Goal
Please copy each of the rows below without any change, keeping their order.

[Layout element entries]
::::

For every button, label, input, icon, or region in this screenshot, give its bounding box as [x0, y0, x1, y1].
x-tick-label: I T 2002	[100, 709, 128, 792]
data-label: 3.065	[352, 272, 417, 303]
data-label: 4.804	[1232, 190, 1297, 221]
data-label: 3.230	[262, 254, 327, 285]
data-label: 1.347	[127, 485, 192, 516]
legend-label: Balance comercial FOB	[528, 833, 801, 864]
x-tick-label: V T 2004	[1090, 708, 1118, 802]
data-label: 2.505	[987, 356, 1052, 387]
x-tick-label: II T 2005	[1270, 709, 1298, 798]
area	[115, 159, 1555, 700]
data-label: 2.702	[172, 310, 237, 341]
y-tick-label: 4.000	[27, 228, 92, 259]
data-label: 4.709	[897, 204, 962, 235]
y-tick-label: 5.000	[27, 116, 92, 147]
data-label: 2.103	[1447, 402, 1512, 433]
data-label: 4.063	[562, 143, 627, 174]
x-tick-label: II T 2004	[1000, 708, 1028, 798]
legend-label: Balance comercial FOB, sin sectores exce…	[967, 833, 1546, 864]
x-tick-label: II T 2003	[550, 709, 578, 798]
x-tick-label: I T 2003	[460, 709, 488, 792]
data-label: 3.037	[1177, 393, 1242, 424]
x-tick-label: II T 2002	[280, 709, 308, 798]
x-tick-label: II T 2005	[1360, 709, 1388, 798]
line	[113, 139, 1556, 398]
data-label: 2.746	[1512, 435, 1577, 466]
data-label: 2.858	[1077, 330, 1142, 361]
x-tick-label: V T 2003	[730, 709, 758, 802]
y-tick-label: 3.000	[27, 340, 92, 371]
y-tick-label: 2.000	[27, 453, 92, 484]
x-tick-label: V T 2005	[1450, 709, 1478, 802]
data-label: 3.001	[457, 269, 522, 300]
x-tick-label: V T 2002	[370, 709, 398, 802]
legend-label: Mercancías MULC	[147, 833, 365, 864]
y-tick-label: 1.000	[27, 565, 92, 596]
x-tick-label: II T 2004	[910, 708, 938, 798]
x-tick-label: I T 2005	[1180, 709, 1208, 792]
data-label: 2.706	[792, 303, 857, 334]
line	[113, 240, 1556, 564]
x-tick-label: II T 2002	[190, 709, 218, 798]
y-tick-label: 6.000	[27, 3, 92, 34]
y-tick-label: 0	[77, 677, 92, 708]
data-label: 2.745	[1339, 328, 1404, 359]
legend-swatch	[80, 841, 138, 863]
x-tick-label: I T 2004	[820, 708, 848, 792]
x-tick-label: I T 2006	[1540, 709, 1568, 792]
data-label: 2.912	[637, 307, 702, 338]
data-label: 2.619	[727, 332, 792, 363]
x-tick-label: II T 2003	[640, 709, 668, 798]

::::

Output for this exercise
For every button, label, input, icon, or region in this screenshot, give its bounding box as [x0, y0, x1, y1].
x-tick-label: I T 2002	[100, 709, 128, 792]
data-label: 3.065	[352, 272, 417, 303]
data-label: 4.804	[1232, 190, 1297, 221]
data-label: 3.230	[262, 254, 327, 285]
data-label: 1.347	[127, 485, 192, 516]
legend-label: Balance comercial FOB	[528, 833, 801, 864]
x-tick-label: V T 2004	[1090, 708, 1118, 802]
data-label: 2.505	[987, 356, 1052, 387]
x-tick-label: II T 2005	[1270, 709, 1298, 798]
area	[115, 159, 1555, 700]
data-label: 2.702	[172, 310, 237, 341]
y-tick-label: 4.000	[27, 228, 92, 259]
data-label: 4.709	[897, 204, 962, 235]
y-tick-label: 5.000	[27, 116, 92, 147]
data-label: 2.103	[1447, 402, 1512, 433]
data-label: 4.063	[562, 143, 627, 174]
x-tick-label: II T 2004	[1000, 708, 1028, 798]
legend-label: Balance comercial FOB, sin sectores exce…	[967, 833, 1546, 864]
x-tick-label: II T 2003	[550, 709, 578, 798]
x-tick-label: I T 2003	[460, 709, 488, 792]
data-label: 3.037	[1177, 393, 1242, 424]
x-tick-label: II T 2002	[280, 709, 308, 798]
x-tick-label: II T 2005	[1360, 709, 1388, 798]
line	[113, 139, 1556, 398]
data-label: 2.746	[1512, 435, 1577, 466]
data-label: 2.858	[1077, 330, 1142, 361]
x-tick-label: V T 2003	[730, 709, 758, 802]
y-tick-label: 3.000	[27, 340, 92, 371]
y-tick-label: 2.000	[27, 453, 92, 484]
x-tick-label: V T 2005	[1450, 709, 1478, 802]
data-label: 3.001	[457, 269, 522, 300]
x-tick-label: V T 2002	[370, 709, 398, 802]
legend-label: Mercancías MULC	[147, 833, 365, 864]
y-tick-label: 1.000	[27, 565, 92, 596]
x-tick-label: II T 2004	[910, 708, 938, 798]
x-tick-label: I T 2005	[1180, 709, 1208, 792]
data-label: 2.706	[792, 303, 857, 334]
line	[113, 240, 1556, 564]
x-tick-label: II T 2002	[190, 709, 218, 798]
y-tick-label: 6.000	[27, 3, 92, 34]
y-tick-label: 0	[77, 677, 92, 708]
data-label: 2.745	[1339, 328, 1404, 359]
legend-swatch	[80, 841, 138, 863]
x-tick-label: I T 2004	[820, 708, 848, 792]
x-tick-label: I T 2006	[1540, 709, 1568, 792]
data-label: 2.912	[637, 307, 702, 338]
data-label: 2.619	[727, 332, 792, 363]
x-tick-label: II T 2003	[640, 709, 668, 798]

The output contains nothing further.